● Extract provided:
-------------------------
To sum up: I find it curious that Breyer would want to encourage democracy through his judicial decisions when the nature of the Constitution is itself not very democratic.

Marc said...

I very much disagree and, as I said before, I think you do an injustice to Breyer's philosophy. I don't think it's fair to simply brush it off as not being rooted in the language of the Constitution.
I think Breyer’s ideas about the idea of “active liberty” are actually quite compelling. I think you fundamentally misunderstand just what he means by it, but we can talk more about that after you’ve read the book.
-------------------------
● Given entries:
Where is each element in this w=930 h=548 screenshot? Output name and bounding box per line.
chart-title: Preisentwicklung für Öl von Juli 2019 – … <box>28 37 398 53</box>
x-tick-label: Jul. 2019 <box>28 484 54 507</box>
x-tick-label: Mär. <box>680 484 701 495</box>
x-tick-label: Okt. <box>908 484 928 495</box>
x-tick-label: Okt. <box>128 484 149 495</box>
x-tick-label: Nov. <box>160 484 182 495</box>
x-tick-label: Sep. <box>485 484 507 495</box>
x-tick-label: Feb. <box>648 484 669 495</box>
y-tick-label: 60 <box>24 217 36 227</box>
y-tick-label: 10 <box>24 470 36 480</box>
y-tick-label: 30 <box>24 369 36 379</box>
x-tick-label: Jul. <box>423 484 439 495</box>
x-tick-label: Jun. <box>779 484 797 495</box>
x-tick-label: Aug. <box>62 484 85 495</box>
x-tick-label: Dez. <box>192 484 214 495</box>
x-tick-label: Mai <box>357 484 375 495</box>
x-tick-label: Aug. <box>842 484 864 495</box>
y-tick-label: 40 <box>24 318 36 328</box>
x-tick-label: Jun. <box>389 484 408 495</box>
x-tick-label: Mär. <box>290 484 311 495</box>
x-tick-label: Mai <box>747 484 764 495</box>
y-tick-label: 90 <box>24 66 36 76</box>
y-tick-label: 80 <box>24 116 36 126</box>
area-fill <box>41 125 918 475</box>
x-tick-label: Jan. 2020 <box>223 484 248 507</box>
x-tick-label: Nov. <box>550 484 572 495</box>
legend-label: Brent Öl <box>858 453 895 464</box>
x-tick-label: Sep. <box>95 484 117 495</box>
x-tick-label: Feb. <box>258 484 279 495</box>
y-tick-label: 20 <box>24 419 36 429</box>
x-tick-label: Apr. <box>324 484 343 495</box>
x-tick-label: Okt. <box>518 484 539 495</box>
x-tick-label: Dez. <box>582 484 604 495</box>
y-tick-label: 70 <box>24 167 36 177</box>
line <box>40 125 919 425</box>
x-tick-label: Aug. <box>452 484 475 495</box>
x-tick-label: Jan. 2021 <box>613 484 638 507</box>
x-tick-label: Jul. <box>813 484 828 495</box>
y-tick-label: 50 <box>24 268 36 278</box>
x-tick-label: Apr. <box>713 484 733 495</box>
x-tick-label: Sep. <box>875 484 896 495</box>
-------------------------
● Problem set:
1 – In the Breyer discussion, what idea of Breyer's does Marc say the other writer fundamentally misunderstands?
2 – Carry the discussion of Breyer forward from its last sentence.
The data comes from a different source than the Breyer discussion.

● Answers to the tasks:
1 – The idea of "active liberty."

2 –
I think you need to approach the idea of Constitutional interpretation with a little more humility. The same accusations you lob at Breyer (e.g., that he wants to “disregard… less important provisions of the Constitution” could be leveled at every other Justice). There are no “pure” interpretative approaches (and I personally disagree with the notion that, even acknowledging this, that textualism is the best available). Ideas of originalism, textualism, strict constructionism are not without their own interpretative problems. Nor is it clear that they were the preferred method of interpretation favored by our founders (it fact, the most ardent orginalists argue that there should be no judicial interpretation at all). Post-modern philosophers would have a field day with the idea that we can somehow divorce ourselves from 220 years meaning that has been added to our language, our culture, and to our history and retrieve a meaning from 1786.

Unwittingly, I think you end your argument by proving my point for me. The idea that money somehow equals speech would have seemed especially foreign to the founders. Scalia, in A Matter of Interpretation, acknowledges this. He admits that much of our modern concept of speech is not necessarily “original,” but he accepts this non-original interpretation because it has been so widely accepted and is, in some senses, rooted now in tradition and history.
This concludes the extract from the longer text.